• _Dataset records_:
+++

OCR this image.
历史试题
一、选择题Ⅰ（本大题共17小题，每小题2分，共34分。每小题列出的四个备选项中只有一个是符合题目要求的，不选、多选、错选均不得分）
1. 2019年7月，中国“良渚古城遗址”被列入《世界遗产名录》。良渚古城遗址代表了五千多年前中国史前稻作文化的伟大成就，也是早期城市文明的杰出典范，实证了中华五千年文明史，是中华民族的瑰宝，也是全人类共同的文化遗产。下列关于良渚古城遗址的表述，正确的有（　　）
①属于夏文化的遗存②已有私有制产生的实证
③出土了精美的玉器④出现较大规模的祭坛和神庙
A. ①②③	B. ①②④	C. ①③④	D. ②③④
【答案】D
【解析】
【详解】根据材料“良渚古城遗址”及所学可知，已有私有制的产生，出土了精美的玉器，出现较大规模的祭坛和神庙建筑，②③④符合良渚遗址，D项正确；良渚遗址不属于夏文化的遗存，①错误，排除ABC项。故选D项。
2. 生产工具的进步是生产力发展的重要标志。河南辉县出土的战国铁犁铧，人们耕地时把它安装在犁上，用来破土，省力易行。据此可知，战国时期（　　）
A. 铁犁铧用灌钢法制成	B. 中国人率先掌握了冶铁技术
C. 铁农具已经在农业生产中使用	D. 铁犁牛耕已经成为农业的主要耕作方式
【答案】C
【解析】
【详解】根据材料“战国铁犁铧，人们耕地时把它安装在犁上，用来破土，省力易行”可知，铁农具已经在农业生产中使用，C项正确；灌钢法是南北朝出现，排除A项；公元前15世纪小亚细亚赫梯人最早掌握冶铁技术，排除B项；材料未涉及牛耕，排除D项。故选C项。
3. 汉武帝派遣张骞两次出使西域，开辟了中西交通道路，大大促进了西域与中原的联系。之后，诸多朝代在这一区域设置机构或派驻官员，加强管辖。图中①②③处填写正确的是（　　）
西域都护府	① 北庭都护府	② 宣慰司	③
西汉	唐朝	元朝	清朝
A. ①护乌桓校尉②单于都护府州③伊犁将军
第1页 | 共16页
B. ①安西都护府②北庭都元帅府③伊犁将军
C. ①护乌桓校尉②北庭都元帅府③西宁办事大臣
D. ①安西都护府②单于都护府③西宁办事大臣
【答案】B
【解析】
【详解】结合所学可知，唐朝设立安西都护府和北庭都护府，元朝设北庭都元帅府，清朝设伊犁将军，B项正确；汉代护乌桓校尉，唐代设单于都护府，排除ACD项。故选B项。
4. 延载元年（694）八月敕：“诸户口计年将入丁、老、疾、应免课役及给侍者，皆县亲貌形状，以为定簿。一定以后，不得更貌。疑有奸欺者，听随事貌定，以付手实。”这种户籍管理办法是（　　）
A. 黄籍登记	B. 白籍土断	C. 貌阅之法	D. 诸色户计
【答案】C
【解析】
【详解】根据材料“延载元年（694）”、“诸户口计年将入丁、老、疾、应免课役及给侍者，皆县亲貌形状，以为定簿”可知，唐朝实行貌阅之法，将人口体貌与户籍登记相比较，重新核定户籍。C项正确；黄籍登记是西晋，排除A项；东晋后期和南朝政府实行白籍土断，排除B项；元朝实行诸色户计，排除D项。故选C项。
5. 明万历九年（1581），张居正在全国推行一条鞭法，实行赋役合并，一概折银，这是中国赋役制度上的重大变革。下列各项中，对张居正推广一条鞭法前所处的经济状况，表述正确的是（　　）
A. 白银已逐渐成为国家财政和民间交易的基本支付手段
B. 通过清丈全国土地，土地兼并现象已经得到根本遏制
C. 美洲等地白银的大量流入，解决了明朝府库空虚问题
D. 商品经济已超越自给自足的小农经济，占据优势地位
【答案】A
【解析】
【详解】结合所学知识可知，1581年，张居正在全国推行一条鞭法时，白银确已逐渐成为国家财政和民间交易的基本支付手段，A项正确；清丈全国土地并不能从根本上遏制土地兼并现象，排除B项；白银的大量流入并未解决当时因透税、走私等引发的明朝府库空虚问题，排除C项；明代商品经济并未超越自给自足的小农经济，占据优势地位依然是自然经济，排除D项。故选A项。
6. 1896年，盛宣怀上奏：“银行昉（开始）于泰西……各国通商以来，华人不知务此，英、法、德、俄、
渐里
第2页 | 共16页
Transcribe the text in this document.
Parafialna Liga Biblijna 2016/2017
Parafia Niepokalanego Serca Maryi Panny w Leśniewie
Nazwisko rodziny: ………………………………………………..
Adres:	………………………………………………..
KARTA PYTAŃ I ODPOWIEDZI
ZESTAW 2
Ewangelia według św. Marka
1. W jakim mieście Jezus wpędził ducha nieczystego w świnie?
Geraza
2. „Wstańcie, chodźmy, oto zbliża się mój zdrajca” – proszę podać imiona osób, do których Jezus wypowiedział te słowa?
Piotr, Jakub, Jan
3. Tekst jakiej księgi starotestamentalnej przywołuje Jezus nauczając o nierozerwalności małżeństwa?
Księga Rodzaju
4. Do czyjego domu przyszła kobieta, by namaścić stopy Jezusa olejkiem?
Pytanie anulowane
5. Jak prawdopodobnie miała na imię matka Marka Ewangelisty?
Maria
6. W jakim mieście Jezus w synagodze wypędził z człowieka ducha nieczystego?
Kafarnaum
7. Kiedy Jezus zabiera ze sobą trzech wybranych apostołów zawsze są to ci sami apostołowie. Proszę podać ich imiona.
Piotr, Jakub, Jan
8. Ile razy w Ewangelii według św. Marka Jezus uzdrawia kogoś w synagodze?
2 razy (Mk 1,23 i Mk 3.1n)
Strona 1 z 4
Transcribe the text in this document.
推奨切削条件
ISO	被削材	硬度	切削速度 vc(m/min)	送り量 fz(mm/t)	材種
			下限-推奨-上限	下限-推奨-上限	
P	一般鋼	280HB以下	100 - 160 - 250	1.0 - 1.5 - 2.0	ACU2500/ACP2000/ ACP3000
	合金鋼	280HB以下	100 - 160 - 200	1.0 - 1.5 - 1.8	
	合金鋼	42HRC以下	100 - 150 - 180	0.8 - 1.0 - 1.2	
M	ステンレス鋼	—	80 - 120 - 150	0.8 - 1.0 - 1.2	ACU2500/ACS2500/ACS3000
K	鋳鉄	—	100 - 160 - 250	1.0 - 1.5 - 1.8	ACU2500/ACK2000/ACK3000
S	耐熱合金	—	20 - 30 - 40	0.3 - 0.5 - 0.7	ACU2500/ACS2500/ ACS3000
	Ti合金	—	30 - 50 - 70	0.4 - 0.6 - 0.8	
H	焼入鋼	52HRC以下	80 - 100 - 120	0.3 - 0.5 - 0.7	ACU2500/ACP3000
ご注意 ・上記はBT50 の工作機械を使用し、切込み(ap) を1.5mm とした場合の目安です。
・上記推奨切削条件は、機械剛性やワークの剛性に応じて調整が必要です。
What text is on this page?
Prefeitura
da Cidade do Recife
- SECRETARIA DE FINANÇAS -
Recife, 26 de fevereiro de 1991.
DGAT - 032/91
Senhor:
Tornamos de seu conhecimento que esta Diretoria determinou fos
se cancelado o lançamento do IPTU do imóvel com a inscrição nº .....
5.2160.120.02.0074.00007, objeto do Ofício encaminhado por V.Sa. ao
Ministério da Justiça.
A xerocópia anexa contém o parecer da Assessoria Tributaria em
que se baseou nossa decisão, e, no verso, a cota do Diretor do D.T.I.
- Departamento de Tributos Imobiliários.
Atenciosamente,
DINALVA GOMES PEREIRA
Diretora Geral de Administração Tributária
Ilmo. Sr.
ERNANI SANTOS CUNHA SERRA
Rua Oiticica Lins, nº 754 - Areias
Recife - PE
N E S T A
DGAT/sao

+++

• _TASK TO CARRY OUT_:
Look through the entries above and count each line holding "Recife"; report the count alone.

• _REPLY_:
3